SET EXERCISE:
Reproduce the records without any change, beginning with their first line and continuing through the line containing "inner-label-zh-6: 摇头丸 2%", with both ends included.

+ + + + + + +

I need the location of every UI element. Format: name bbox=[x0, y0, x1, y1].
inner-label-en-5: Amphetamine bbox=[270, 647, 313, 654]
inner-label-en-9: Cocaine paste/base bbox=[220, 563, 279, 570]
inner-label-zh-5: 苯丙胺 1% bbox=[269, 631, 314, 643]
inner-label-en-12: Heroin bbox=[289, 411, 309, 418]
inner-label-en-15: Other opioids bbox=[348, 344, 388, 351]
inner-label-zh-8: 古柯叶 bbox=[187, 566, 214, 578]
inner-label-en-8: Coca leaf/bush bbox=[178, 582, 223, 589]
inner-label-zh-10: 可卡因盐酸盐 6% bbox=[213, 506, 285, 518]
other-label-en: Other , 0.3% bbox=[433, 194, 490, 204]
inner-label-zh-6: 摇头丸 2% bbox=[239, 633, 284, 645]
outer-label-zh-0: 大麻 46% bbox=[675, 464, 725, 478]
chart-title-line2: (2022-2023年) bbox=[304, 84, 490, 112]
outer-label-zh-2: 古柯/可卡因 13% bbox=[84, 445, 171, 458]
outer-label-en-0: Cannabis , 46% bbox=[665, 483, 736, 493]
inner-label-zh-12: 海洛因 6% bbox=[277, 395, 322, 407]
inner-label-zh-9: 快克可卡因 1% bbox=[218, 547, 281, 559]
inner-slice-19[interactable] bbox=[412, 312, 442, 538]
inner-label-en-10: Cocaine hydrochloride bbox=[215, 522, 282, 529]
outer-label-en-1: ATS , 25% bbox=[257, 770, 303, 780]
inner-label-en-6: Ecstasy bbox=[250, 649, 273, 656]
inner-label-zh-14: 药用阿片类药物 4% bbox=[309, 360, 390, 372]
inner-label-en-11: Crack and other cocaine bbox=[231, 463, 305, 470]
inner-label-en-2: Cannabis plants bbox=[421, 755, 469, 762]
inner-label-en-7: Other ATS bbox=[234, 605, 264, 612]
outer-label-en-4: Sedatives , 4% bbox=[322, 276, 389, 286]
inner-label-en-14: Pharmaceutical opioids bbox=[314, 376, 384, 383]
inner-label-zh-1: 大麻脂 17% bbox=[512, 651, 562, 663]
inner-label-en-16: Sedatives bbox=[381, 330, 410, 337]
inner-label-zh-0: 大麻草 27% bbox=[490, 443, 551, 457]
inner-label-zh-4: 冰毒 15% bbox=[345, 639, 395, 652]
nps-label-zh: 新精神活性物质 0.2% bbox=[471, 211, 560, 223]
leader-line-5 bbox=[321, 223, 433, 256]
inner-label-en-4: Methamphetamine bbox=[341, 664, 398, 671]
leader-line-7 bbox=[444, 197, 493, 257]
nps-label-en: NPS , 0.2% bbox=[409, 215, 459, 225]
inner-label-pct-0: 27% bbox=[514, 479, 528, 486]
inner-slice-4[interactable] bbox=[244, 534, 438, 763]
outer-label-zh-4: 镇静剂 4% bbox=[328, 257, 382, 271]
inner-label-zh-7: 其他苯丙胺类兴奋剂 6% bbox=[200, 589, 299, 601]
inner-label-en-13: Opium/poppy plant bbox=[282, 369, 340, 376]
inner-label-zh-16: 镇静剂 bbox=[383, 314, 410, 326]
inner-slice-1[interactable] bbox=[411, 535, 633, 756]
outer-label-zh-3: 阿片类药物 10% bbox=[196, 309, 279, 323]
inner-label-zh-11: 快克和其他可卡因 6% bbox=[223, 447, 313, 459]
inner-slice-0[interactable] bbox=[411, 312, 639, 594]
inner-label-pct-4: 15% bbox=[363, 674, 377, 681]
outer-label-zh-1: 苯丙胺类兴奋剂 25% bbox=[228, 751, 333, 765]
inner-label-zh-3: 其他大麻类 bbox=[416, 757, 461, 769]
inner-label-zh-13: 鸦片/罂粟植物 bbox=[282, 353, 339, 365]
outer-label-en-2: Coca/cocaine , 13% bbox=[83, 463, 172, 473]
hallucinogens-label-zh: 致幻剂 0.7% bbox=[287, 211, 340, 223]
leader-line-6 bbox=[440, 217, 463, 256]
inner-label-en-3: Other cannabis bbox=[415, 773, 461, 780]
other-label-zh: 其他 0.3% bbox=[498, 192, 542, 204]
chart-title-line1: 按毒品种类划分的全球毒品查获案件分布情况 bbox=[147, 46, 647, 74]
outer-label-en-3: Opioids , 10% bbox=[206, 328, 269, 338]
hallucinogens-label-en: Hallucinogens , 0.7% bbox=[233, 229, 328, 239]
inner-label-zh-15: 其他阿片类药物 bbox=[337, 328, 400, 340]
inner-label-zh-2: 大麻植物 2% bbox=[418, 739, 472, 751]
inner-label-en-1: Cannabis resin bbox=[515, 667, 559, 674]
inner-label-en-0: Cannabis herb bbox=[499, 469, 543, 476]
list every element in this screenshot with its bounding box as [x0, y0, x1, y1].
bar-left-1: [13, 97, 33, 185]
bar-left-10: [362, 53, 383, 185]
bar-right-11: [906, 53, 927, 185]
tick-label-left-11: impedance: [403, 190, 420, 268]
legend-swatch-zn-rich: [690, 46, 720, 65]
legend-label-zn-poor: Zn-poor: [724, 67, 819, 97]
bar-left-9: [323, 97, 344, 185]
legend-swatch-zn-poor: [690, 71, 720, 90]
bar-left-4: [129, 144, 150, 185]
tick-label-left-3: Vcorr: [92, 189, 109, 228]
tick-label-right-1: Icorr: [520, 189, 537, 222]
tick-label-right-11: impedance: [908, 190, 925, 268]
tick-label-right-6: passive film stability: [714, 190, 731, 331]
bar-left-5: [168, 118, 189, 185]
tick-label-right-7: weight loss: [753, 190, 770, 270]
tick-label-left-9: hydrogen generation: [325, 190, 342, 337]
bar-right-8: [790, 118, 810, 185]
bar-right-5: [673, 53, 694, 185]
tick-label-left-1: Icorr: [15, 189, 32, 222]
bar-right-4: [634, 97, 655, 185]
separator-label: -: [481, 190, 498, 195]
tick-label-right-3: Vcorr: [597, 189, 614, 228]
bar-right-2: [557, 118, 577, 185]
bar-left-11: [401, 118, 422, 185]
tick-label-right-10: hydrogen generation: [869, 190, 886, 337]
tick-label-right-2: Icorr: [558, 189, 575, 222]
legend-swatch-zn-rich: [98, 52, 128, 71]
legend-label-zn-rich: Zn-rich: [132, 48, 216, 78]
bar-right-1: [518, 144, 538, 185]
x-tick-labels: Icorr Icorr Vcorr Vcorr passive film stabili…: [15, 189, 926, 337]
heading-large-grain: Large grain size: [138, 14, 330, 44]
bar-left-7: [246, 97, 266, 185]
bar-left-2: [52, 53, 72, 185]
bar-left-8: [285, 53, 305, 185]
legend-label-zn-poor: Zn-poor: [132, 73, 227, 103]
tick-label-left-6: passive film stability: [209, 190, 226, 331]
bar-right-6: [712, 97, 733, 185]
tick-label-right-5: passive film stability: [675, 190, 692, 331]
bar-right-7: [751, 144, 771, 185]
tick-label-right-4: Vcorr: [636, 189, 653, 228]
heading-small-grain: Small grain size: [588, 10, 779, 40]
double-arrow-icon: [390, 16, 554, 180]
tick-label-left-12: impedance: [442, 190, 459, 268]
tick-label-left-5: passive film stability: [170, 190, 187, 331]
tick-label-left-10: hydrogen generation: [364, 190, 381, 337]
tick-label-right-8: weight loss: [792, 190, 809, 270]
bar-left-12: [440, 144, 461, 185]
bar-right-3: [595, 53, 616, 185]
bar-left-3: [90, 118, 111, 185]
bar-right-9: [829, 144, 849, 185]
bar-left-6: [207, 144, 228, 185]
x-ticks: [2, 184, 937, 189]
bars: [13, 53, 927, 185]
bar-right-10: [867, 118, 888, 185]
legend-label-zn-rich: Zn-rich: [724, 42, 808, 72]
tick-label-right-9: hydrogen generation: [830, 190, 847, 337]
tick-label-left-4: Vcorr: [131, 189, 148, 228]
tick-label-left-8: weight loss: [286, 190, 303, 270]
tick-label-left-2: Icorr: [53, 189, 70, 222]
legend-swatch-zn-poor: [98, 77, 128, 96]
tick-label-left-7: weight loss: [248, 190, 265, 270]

+ + + + + + +

COMPLETE OUTPUT:
I need the location of every UI element. Format: name bbox=[x0, y0, x1, y1].
inner-label-en-5: Amphetamine bbox=[270, 647, 313, 654]
inner-label-en-9: Cocaine paste/base bbox=[220, 563, 279, 570]
inner-label-zh-5: 苯丙胺 1% bbox=[269, 631, 314, 643]
inner-label-en-12: Heroin bbox=[289, 411, 309, 418]
inner-label-en-15: Other opioids bbox=[348, 344, 388, 351]
inner-label-zh-8: 古柯叶 bbox=[187, 566, 214, 578]
inner-label-en-8: Coca leaf/bush bbox=[178, 582, 223, 589]
inner-label-zh-10: 可卡因盐酸盐 6% bbox=[213, 506, 285, 518]
other-label-en: Other , 0.3% bbox=[433, 194, 490, 204]
inner-label-zh-6: 摇头丸 2% bbox=[239, 633, 284, 645]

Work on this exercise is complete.